■ PROBLEM DETAILS: Leaving out every picture, quote the data below exactly as it appears.

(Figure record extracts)
*****

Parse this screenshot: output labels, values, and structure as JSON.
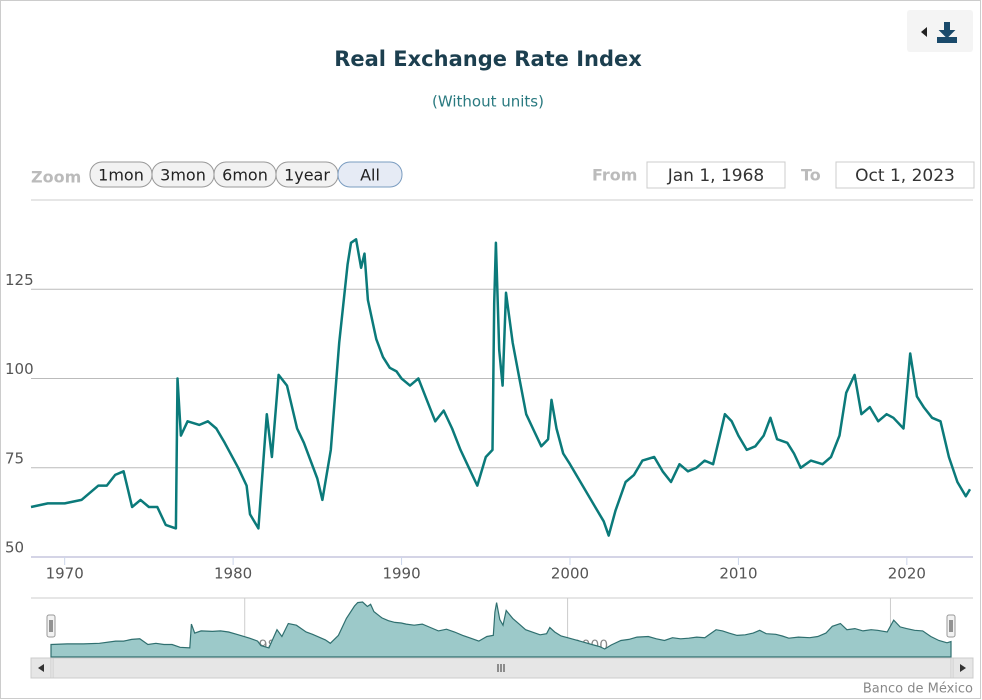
{
  "chart_data": {
    "type": "line",
    "title": "Real Exchange Rate Index",
    "subtitle": "(Without units)",
    "range_selector": {
      "label": "Zoom",
      "buttons": [
        "1mon",
        "3mon",
        "6mon",
        "1year",
        "All"
      ],
      "selected": 4,
      "from_label": "From",
      "from": "Jan 1, 1968",
      "to_label": "To",
      "to": "Oct 1, 2023"
    },
    "credits": "Banco de México",
    "xlim": [
      1968,
      2023.75
    ],
    "xticks": [
      1970,
      1980,
      1990,
      2000,
      2010,
      2020
    ],
    "ylim": [
      50,
      150
    ],
    "yticks": [
      50,
      75,
      100,
      125
    ],
    "grid": true,
    "navigator_xticks": [
      1980,
      2000,
      2020
    ],
    "series": [
      {
        "name": "Real Exchange Rate Index",
        "color": "#0b7a7a",
        "x": [
          1968,
          1969,
          1970,
          1971,
          1972,
          1972.5,
          1973,
          1973.5,
          1974,
          1974.5,
          1975,
          1975.5,
          1976,
          1976.6,
          1976.7,
          1976.9,
          1977.3,
          1978,
          1978.5,
          1979,
          1979.5,
          1980.3,
          1980.8,
          1981,
          1981.5,
          1982,
          1982.3,
          1982.7,
          1983.2,
          1983.8,
          1984.2,
          1985,
          1985.3,
          1985.8,
          1986.3,
          1986.8,
          1987,
          1987.3,
          1987.6,
          1987.8,
          1988,
          1988.5,
          1988.9,
          1989.3,
          1989.7,
          1990,
          1990.5,
          1991,
          1991.5,
          1992,
          1992.5,
          1993,
          1993.5,
          1994,
          1994.5,
          1995,
          1995.4,
          1995.5,
          1995.6,
          1995.8,
          1996,
          1996.2,
          1996.6,
          1997,
          1997.4,
          1997.9,
          1998.3,
          1998.7,
          1998.9,
          1999.2,
          1999.6,
          2000,
          2000.5,
          2001,
          2001.5,
          2002,
          2002.3,
          2002.7,
          2003.3,
          2003.8,
          2004.3,
          2005,
          2005.5,
          2006,
          2006.5,
          2007,
          2007.5,
          2008,
          2008.5,
          2008.9,
          2009.2,
          2009.6,
          2010,
          2010.5,
          2011,
          2011.5,
          2011.9,
          2012.3,
          2012.9,
          2013.3,
          2013.7,
          2014.3,
          2015,
          2015.5,
          2016,
          2016.4,
          2016.9,
          2017.3,
          2017.8,
          2018.3,
          2018.8,
          2019.2,
          2019.8,
          2020.2,
          2020.6,
          2021,
          2021.5,
          2022,
          2022.5,
          2023,
          2023.5,
          2023.75
        ],
        "values": [
          64,
          65,
          65,
          66,
          70,
          70,
          73,
          74,
          64,
          66,
          64,
          64,
          59,
          58,
          100,
          84,
          88,
          87,
          88,
          86,
          82,
          75,
          70,
          62,
          58,
          90,
          78,
          101,
          98,
          86,
          82,
          72,
          66,
          80,
          110,
          132,
          138,
          139,
          131,
          135,
          122,
          111,
          106,
          103,
          102,
          100,
          98,
          100,
          94,
          88,
          91,
          86,
          80,
          75,
          70,
          78,
          80,
          121,
          138,
          108,
          98,
          124,
          110,
          100,
          90,
          85,
          81,
          83,
          94,
          86,
          79,
          76,
          72,
          68,
          64,
          60,
          56,
          63,
          71,
          73,
          77,
          78,
          74,
          71,
          76,
          74,
          75,
          77,
          76,
          84,
          90,
          88,
          84,
          80,
          81,
          84,
          89,
          83,
          82,
          79,
          75,
          77,
          76,
          78,
          84,
          96,
          101,
          90,
          92,
          88,
          90,
          89,
          86,
          107,
          95,
          92,
          89,
          88,
          78,
          71,
          67,
          69
        ]
      }
    ]
  }
}
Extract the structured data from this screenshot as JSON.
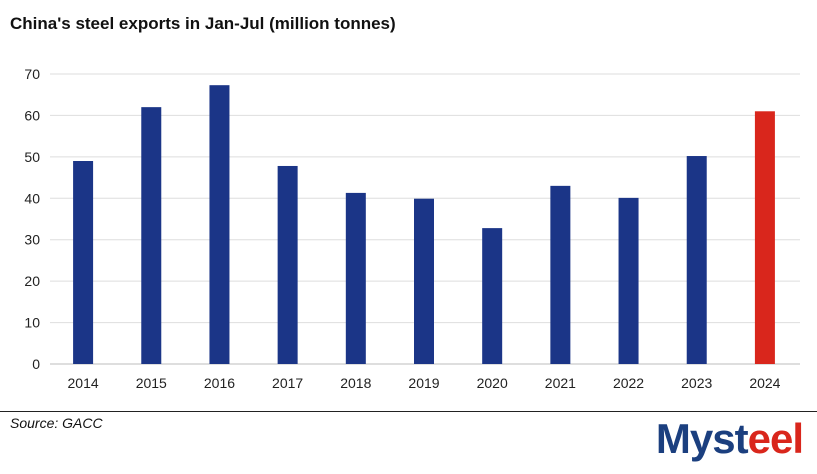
{
  "chart_data": {
    "type": "bar",
    "title": "China's steel exports in Jan-Jul (million tonnes)",
    "categories": [
      "2014",
      "2015",
      "2016",
      "2017",
      "2018",
      "2019",
      "2020",
      "2021",
      "2022",
      "2023",
      "2024"
    ],
    "values": [
      49,
      62,
      67.3,
      47.8,
      41.3,
      39.9,
      32.8,
      43,
      40.1,
      50.2,
      61
    ],
    "ylim": [
      0,
      70
    ],
    "yticks": [
      0,
      10,
      20,
      30,
      40,
      50,
      60,
      70
    ],
    "grid": true,
    "colors": {
      "default": "#1b3587",
      "highlight": "#d9261c",
      "grid": "#dedede"
    },
    "highlight_category": "2024",
    "xlabel": "",
    "ylabel": ""
  },
  "footer": {
    "source": "Source: GACC",
    "brand": "Mysteel"
  }
}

*****

■ WRITTEN RESPONSE:
Parse this screenshot: output labels, values, and structure as JSON.
{
  "chart_data": {
    "type": "line",
    "title": "Real Exchange Rate Index",
    "subtitle": "(Without units)",
    "range_selector": {
      "label": "Zoom",
      "buttons": [
        "1mon",
        "3mon",
        "6mon",
        "1year",
        "All"
      ],
      "selected": 4,
      "from_label": "From",
      "from": "Jan 1, 1968",
      "to_label": "To",
      "to": "Oct 1, 2023"
    },
    "credits": "Banco de México",
    "xlim": [
      1968,
      2023.75
    ],
    "xticks": [
      1970,
      1980,
      1990,
      2000,
      2010,
      2020
    ],
    "ylim": [
      50,
      150
    ],
    "yticks": [
      50,
      75,
      100,
      125
    ],
    "grid": true,
    "navigator_xticks": [
      1980,
      2000,
      2020
    ],
    "series": [
      {
        "name": "Real Exchange Rate Index",
        "color": "#0b7a7a",
        "x": [
          1968,
          1969,
          1970,
          1971,
          1972,
          1972.5,
          1973,
          1973.5,
          1974,
          1974.5,
          1975,
          1975.5,
          1976,
          1976.6,
          1976.7,
          1976.9,
          1977.3,
          1978,
          1978.5,
          1979,
          1979.5,
          1980.3,
          1980.8,
          1981,
          1981.5,
          1982,
          1982.3,
          1982.7,
          1983.2,
          1983.8,
          1984.2,
          1985,
          1985.3,
          1985.8,
          1986.3,
          1986.8,
          1987,
          1987.3,
          1987.6,
          1987.8,
          1988,
          1988.5,
          1988.9,
          1989.3,
          1989.7,
          1990,
          1990.5,
          1991,
          1991.5,
          1992,
          1992.5,
          1993,
          1993.5,
          1994,
          1994.5,
          1995,
          1995.4,
          1995.5,
          1995.6,
          1995.8,
          1996,
          1996.2,
          1996.6,
          1997,
          1997.4,
          1997.9,
          1998.3,
          1998.7,
          1998.9,
          1999.2,
          1999.6,
          2000,
          2000.5,
          2001,
          2001.5,
          2002,
          2002.3,
          2002.7,
          2003.3,
          2003.8,
          2004.3,
          2005,
          2005.5,
          2006,
          2006.5,
          2007,
          2007.5,
          2008,
          2008.5,
          2008.9,
          2009.2,
          2009.6,
          2010,
          2010.5,
          2011,
          2011.5,
          2011.9,
          2012.3,
          2012.9,
          2013.3,
          2013.7,
          2014.3,
          2015,
          2015.5,
          2016,
          2016.4,
          2016.9,
          2017.3,
          2017.8,
          2018.3,
          2018.8,
          2019.2,
          2019.8,
          2020.2,
          2020.6,
          2021,
          2021.5,
          2022,
          2022.5,
          2023,
          2023.5,
          2023.75
        ],
        "values": [
          64,
          65,
          65,
          66,
          70,
          70,
          73,
          74,
          64,
          66,
          64,
          64,
          59,
          58,
          100,
          84,
          88,
          87,
          88,
          86,
          82,
          75,
          70,
          62,
          58,
          90,
          78,
          101,
          98,
          86,
          82,
          72,
          66,
          80,
          110,
          132,
          138,
          139,
          131,
          135,
          122,
          111,
          106,
          103,
          102,
          100,
          98,
          100,
          94,
          88,
          91,
          86,
          80,
          75,
          70,
          78,
          80,
          121,
          138,
          108,
          98,
          124,
          110,
          100,
          90,
          85,
          81,
          83,
          94,
          86,
          79,
          76,
          72,
          68,
          64,
          60,
          56,
          63,
          71,
          73,
          77,
          78,
          74,
          71,
          76,
          74,
          75,
          77,
          76,
          84,
          90,
          88,
          84,
          80,
          81,
          84,
          89,
          83,
          82,
          79,
          75,
          77,
          76,
          78,
          84,
          96,
          101,
          90,
          92,
          88,
          90,
          89,
          86,
          107,
          95,
          92,
          89,
          88,
          78,
          71,
          67,
          69
        ]
      }
    ]
  }
}
Extract the structured data from this screenshot as JSON.
{
  "chart_data": {
    "type": "bar",
    "title": "China's steel exports in Jan-Jul (million tonnes)",
    "categories": [
      "2014",
      "2015",
      "2016",
      "2017",
      "2018",
      "2019",
      "2020",
      "2021",
      "2022",
      "2023",
      "2024"
    ],
    "values": [
      49,
      62,
      67.3,
      47.8,
      41.3,
      39.9,
      32.8,
      43,
      40.1,
      50.2,
      61
    ],
    "ylim": [
      0,
      70
    ],
    "yticks": [
      0,
      10,
      20,
      30,
      40,
      50,
      60,
      70
    ],
    "grid": true,
    "colors": {
      "default": "#1b3587",
      "highlight": "#d9261c",
      "grid": "#dedede"
    },
    "highlight_category": "2024",
    "xlabel": "",
    "ylabel": ""
  },
  "footer": {
    "source": "Source: GACC",
    "brand": "Mysteel"
  }
}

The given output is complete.